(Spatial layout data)

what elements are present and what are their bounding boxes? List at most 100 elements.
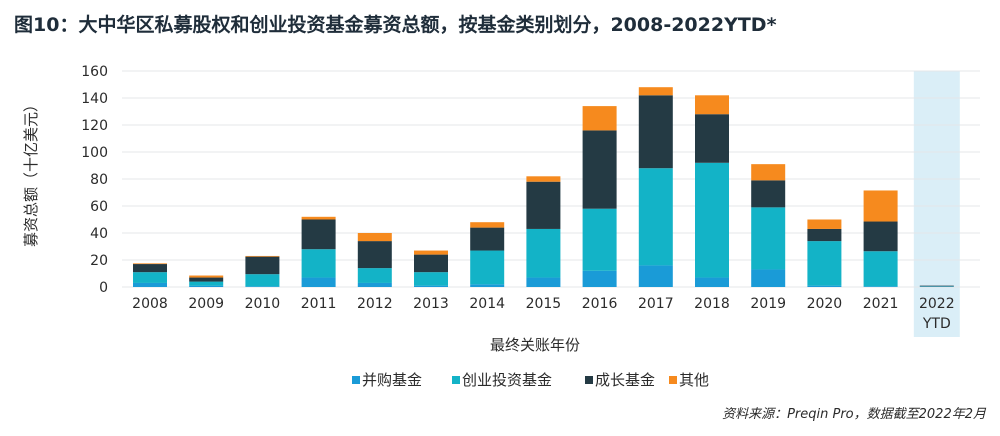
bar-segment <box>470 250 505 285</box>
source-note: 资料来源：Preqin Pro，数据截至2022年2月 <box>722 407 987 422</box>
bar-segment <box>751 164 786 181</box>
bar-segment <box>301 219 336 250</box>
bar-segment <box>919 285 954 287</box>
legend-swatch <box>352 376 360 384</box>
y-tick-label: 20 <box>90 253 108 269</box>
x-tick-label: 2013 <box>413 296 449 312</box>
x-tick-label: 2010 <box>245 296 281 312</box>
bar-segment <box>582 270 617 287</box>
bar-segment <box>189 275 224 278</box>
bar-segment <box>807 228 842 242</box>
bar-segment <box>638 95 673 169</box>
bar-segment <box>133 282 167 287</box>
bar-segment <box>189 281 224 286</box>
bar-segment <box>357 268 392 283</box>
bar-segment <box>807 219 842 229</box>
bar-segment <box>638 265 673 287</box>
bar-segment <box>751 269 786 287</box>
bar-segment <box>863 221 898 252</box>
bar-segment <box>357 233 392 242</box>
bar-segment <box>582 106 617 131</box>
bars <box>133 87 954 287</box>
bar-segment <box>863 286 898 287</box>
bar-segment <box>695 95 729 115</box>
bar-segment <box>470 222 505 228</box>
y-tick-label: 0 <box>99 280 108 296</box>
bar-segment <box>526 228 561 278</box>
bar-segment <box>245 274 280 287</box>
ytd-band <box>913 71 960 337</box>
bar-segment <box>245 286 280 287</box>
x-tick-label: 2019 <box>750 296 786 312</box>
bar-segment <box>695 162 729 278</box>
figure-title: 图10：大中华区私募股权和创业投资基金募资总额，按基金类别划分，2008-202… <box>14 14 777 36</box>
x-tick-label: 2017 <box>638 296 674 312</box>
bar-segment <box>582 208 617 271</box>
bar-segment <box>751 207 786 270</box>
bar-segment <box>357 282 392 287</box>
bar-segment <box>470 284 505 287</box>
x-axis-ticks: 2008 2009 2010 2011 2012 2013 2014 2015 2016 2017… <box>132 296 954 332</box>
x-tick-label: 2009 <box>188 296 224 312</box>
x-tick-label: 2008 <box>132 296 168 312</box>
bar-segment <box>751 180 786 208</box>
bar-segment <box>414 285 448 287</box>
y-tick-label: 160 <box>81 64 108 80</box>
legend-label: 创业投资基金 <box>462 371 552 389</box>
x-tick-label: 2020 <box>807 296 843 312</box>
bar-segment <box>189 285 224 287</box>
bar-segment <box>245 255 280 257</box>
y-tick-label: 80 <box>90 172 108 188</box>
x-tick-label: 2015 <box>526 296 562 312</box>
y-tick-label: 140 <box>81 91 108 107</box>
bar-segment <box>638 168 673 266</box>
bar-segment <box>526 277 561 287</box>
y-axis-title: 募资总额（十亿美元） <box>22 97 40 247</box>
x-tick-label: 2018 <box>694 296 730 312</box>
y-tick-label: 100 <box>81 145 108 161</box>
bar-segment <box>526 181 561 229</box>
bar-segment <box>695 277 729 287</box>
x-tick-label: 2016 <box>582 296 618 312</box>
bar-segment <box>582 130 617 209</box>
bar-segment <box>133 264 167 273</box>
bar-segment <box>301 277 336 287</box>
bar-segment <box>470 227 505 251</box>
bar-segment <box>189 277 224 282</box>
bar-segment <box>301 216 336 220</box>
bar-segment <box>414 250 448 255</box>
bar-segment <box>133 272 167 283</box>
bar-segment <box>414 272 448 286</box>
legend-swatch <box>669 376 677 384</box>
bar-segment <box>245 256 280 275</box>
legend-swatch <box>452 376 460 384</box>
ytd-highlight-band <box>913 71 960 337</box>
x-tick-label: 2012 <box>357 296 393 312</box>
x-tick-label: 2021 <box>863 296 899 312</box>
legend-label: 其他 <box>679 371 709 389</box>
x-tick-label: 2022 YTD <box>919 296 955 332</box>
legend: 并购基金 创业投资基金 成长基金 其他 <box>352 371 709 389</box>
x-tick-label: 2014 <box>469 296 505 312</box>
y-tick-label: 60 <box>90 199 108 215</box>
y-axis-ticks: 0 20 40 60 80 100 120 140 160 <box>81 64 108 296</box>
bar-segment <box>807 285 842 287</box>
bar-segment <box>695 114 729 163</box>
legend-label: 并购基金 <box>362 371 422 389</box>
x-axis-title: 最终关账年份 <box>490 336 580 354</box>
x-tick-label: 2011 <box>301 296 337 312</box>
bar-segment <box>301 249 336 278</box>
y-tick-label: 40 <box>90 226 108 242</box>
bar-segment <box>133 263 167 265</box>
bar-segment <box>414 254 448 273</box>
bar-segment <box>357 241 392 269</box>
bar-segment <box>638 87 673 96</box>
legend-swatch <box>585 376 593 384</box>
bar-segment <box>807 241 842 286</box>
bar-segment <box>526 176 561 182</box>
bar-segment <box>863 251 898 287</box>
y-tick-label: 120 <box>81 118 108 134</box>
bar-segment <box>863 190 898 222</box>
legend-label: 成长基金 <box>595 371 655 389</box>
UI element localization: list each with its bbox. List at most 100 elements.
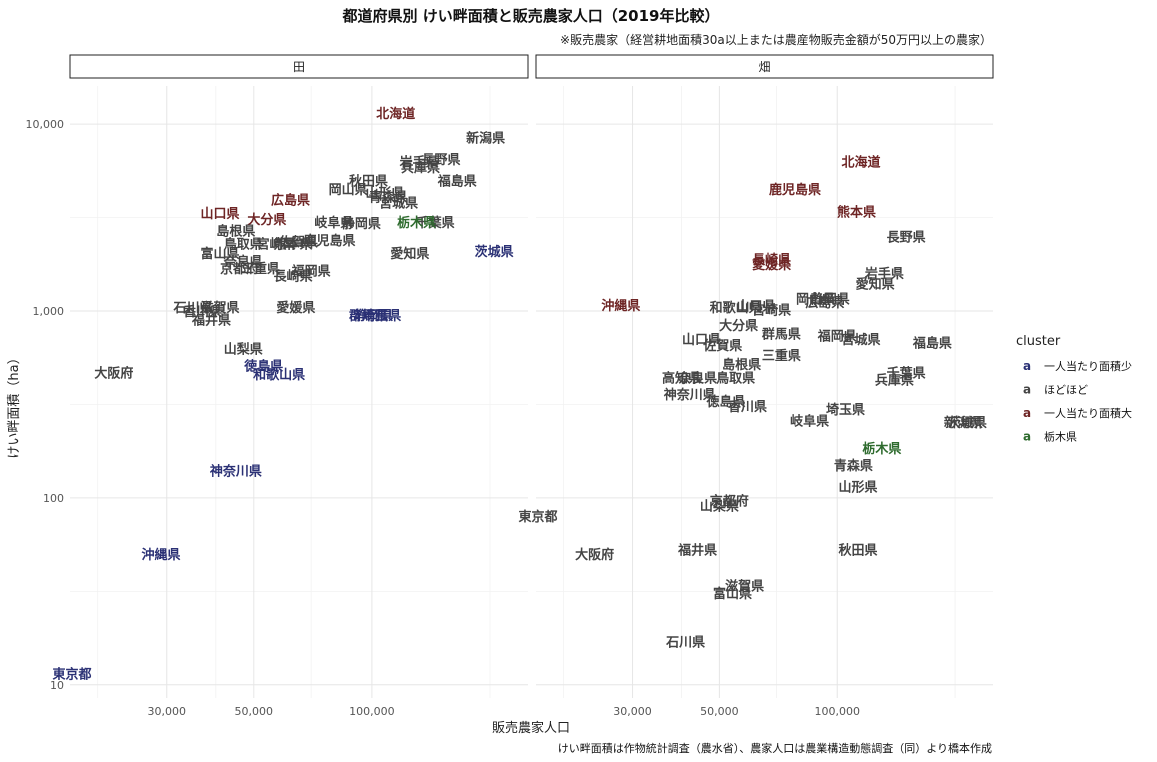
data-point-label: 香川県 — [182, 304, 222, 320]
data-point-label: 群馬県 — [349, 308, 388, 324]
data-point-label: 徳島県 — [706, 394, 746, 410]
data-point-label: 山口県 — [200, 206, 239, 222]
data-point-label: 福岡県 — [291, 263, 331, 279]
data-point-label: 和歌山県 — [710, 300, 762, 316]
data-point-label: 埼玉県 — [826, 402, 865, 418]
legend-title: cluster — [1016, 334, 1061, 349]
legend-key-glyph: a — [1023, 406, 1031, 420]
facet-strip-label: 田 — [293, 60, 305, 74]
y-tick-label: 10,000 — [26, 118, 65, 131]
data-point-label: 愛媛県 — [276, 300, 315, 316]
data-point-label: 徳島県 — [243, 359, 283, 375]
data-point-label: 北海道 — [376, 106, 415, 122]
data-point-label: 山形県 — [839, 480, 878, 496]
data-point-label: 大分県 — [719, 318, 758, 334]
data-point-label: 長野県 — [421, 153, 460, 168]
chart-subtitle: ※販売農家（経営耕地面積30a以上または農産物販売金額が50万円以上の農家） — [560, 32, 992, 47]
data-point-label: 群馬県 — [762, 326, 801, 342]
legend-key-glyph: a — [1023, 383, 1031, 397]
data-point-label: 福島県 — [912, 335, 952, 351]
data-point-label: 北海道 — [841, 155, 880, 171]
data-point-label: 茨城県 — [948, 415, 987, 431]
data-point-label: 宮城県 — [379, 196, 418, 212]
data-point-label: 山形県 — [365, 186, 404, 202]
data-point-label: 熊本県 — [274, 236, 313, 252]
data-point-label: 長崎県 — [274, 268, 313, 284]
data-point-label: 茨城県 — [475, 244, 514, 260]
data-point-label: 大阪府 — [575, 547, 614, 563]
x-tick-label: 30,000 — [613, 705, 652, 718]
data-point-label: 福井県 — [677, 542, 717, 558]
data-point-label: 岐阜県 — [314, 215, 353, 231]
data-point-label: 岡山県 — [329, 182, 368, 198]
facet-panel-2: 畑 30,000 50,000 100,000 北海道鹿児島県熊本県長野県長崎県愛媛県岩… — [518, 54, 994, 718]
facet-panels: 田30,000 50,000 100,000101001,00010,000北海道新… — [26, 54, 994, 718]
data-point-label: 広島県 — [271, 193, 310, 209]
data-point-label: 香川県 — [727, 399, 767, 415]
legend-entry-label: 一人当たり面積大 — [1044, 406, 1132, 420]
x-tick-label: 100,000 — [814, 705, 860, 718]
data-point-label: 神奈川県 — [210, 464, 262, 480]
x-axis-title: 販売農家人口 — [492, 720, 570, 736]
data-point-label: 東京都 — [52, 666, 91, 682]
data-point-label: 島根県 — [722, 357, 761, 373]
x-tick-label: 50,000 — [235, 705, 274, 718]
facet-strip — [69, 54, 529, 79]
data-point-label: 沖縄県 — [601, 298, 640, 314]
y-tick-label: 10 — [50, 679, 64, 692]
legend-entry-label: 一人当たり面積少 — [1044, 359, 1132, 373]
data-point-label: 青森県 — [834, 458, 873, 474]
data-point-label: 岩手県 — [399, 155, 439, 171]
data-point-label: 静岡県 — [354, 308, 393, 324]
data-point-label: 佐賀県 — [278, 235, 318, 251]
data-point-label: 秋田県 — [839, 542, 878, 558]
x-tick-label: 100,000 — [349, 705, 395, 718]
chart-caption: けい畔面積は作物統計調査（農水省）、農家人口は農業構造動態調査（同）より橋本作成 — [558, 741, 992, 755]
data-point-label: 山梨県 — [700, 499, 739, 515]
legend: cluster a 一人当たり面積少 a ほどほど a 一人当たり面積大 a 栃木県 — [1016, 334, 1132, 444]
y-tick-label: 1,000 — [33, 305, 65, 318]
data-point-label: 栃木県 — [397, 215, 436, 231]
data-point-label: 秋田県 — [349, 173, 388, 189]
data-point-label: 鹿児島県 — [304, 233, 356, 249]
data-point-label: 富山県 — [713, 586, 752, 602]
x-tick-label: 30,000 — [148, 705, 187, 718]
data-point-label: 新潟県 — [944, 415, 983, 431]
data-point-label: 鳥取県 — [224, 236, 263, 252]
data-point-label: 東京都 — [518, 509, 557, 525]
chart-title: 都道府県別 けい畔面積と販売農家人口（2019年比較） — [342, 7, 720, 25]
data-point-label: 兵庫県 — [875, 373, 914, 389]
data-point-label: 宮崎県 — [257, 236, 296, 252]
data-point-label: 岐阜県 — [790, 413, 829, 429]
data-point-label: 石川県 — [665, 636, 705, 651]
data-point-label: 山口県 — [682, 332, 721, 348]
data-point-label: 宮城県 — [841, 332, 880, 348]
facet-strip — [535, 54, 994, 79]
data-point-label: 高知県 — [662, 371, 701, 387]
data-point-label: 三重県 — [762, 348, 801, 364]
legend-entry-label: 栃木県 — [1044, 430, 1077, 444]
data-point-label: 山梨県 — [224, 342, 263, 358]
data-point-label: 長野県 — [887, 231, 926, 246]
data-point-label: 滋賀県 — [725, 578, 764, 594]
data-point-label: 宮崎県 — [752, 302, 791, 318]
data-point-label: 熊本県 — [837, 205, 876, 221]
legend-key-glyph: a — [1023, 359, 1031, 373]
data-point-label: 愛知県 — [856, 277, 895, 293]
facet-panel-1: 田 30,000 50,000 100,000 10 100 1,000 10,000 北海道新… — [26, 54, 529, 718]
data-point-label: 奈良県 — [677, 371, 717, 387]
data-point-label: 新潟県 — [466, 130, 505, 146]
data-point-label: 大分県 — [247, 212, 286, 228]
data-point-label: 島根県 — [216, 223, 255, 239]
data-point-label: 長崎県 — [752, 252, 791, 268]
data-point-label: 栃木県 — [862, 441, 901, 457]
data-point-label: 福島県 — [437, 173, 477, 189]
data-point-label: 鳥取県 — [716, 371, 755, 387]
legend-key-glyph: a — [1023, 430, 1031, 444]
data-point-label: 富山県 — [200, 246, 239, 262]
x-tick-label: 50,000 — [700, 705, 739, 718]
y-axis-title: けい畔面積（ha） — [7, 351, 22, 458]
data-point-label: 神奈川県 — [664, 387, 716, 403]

EXERCISE OBJECTIVE — Locate each line in the entries above that contains the string "chart" and copy those lines out.

TASK RESPONSE —
chart-subtitle: ※販売農家（経営耕地面積30a以上または農産物販売金額が50万円以上の農家） — [560, 32, 992, 47]
chart-caption: けい畔面積は作物統計調査（農水省）、農家人口は農業構造動態調査（同）より橋本作成 — [558, 741, 992, 755]
chart-title: 都道府県別 けい畔面積と販売農家人口（2019年比較） — [342, 7, 720, 25]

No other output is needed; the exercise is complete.